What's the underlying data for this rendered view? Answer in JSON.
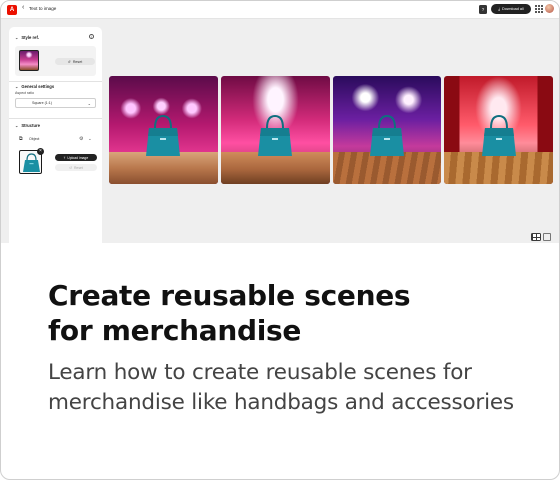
{
  "topbar": {
    "logo_text": "A",
    "breadcrumb": "Text to image",
    "download_label": "Download all"
  },
  "panel": {
    "style_section": {
      "title": "Style ref.",
      "reset_label": "Reset"
    },
    "general_section": {
      "title": "General settings",
      "aspect_label": "Aspect ratio",
      "aspect_value": "Square (1:1)"
    },
    "structure_section": {
      "title": "Structure",
      "object_label": "Object",
      "upload_label": "Upload image",
      "reset_label": "Reset"
    }
  },
  "results": {
    "images": [
      {
        "alt": "Teal handbag on wooden table, pink stage lights"
      },
      {
        "alt": "Teal handbag on wooden table, bright pink marquee lights"
      },
      {
        "alt": "Teal handbag on wooden stage, purple concert lights"
      },
      {
        "alt": "Teal handbag on wooden stage, red theater curtains"
      }
    ]
  },
  "headline": {
    "line1": "Create reusable scenes",
    "line2": "for merchandise"
  },
  "subline": {
    "line1": "Learn how to create reusable scenes for",
    "line2": "merchandise like handbags and accessories"
  },
  "colors": {
    "accent_red": "#eb1000",
    "dark_button": "#222222",
    "bag_teal": "#1a8fa3"
  }
}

:::

### EXERCISE DESCRIPTION
Images should not appear in the copy; retype the listing above exactly.

### TASK ANSWER
What's the underlying data for this rendered view? Answer in JSON.
{
  "topbar": {
    "logo_text": "A",
    "breadcrumb": "Text to image",
    "download_label": "Download all"
  },
  "panel": {
    "style_section": {
      "title": "Style ref.",
      "reset_label": "Reset"
    },
    "general_section": {
      "title": "General settings",
      "aspect_label": "Aspect ratio",
      "aspect_value": "Square (1:1)"
    },
    "structure_section": {
      "title": "Structure",
      "object_label": "Object",
      "upload_label": "Upload image",
      "reset_label": "Reset"
    }
  },
  "results": {
    "images": [
      {
        "alt": "Teal handbag on wooden table, pink stage lights"
      },
      {
        "alt": "Teal handbag on wooden table, bright pink marquee lights"
      },
      {
        "alt": "Teal handbag on wooden stage, purple concert lights"
      },
      {
        "alt": "Teal handbag on wooden stage, red theater curtains"
      }
    ]
  },
  "headline": {
    "line1": "Create reusable scenes",
    "line2": "for merchandise"
  },
  "subline": {
    "line1": "Learn how to create reusable scenes for",
    "line2": "merchandise like handbags and accessories"
  },
  "colors": {
    "accent_red": "#eb1000",
    "dark_button": "#222222",
    "bag_teal": "#1a8fa3"
  }
}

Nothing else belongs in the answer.